++++ Records supplied ++++

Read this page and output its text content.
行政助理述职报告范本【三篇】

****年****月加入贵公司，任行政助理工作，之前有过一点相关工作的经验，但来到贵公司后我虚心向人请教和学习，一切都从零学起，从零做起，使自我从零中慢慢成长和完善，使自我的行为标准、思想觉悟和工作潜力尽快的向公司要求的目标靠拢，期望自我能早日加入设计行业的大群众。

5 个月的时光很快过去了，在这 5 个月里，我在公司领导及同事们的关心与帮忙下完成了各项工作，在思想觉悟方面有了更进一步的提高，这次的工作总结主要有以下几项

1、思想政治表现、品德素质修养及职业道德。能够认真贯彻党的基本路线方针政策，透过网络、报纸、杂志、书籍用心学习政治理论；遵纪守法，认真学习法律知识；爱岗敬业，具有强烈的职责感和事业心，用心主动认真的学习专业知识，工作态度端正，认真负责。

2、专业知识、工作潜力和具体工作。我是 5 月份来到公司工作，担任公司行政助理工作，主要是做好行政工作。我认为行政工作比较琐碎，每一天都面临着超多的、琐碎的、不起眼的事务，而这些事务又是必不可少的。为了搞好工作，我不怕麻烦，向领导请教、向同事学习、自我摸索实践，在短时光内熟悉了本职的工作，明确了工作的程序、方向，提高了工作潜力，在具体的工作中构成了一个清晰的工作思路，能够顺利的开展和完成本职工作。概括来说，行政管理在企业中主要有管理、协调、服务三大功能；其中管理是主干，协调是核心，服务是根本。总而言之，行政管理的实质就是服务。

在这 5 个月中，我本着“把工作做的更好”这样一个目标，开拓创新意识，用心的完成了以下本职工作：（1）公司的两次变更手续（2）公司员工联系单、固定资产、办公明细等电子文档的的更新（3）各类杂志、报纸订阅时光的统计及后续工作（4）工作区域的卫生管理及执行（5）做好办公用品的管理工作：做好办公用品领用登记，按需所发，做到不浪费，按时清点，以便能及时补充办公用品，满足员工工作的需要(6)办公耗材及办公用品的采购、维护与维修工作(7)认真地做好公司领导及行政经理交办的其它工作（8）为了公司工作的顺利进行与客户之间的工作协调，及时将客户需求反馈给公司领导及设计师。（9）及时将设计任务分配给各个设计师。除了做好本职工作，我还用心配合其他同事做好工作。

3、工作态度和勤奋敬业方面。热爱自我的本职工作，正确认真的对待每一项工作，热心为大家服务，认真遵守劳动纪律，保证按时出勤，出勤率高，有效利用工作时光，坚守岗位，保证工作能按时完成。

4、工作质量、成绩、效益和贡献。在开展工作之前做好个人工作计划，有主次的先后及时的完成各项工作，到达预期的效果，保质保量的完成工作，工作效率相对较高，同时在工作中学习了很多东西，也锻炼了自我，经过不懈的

++++

• **Exercise aim**: Quote all of the entries verbatim.

• **Written response**:
Read this page and output its text content.
行政助理述职报告范本【三篇】

****年****月加入贵公司，任行政助理工作，之前有过一点相关工作的经验，但来到贵公司后我虚心向人请教和学习，一切都从零学起，从零做起，使自我从零中慢慢成长和完善，使自我的行为标准、思想觉悟和工作潜力尽快的向公司要求的目标靠拢，期望自我能早日加入设计行业的大群众。

5 个月的时光很快过去了，在这 5 个月里，我在公司领导及同事们的关心与帮忙下完成了各项工作，在思想觉悟方面有了更进一步的提高，这次的工作总结主要有以下几项

1、思想政治表现、品德素质修养及职业道德。能够认真贯彻党的基本路线方针政策，透过网络、报纸、杂志、书籍用心学习政治理论；遵纪守法，认真学习法律知识；爱岗敬业，具有强烈的职责感和事业心，用心主动认真的学习专业知识，工作态度端正，认真负责。

2、专业知识、工作潜力和具体工作。我是 5 月份来到公司工作，担任公司行政助理工作，主要是做好行政工作。我认为行政工作比较琐碎，每一天都面临着超多的、琐碎的、不起眼的事务，而这些事务又是必不可少的。为了搞好工作，我不怕麻烦，向领导请教、向同事学习、自我摸索实践，在短时光内熟悉了本职的工作，明确了工作的程序、方向，提高了工作潜力，在具体的工作中构成了一个清晰的工作思路，能够顺利的开展和完成本职工作。概括来说，行政管理在企业中主要有管理、协调、服务三大功能；其中管理是主干，协调是核心，服务是根本。总而言之，行政管理的实质就是服务。

在这 5 个月中，我本着“把工作做的更好”这样一个目标，开拓创新意识，用心的完成了以下本职工作：（1）公司的两次变更手续（2）公司员工联系单、固定资产、办公明细等电子文档的的更新（3）各类杂志、报纸订阅时光的统计及后续工作（4）工作区域的卫生管理及执行（5）做好办公用品的管理工作：做好办公用品领用登记，按需所发，做到不浪费，按时清点，以便能及时补充办公用品，满足员工工作的需要(6)办公耗材及办公用品的采购、维护与维修工作(7)认真地做好公司领导及行政经理交办的其它工作（8）为了公司工作的顺利进行与客户之间的工作协调，及时将客户需求反馈给公司领导及设计师。（9）及时将设计任务分配给各个设计师。除了做好本职工作，我还用心配合其他同事做好工作。

3、工作态度和勤奋敬业方面。热爱自我的本职工作，正确认真的对待每一项工作，热心为大家服务，认真遵守劳动纪律，保证按时出勤，出勤率高，有效利用工作时光，坚守岗位，保证工作能按时完成。

4、工作质量、成绩、效益和贡献。在开展工作之前做好个人工作计划，有主次的先后及时的完成各项工作，到达预期的效果，保质保量的完成工作，工作效率相对较高，同时在工作中学习了很多东西，也锻炼了自我，经过不懈的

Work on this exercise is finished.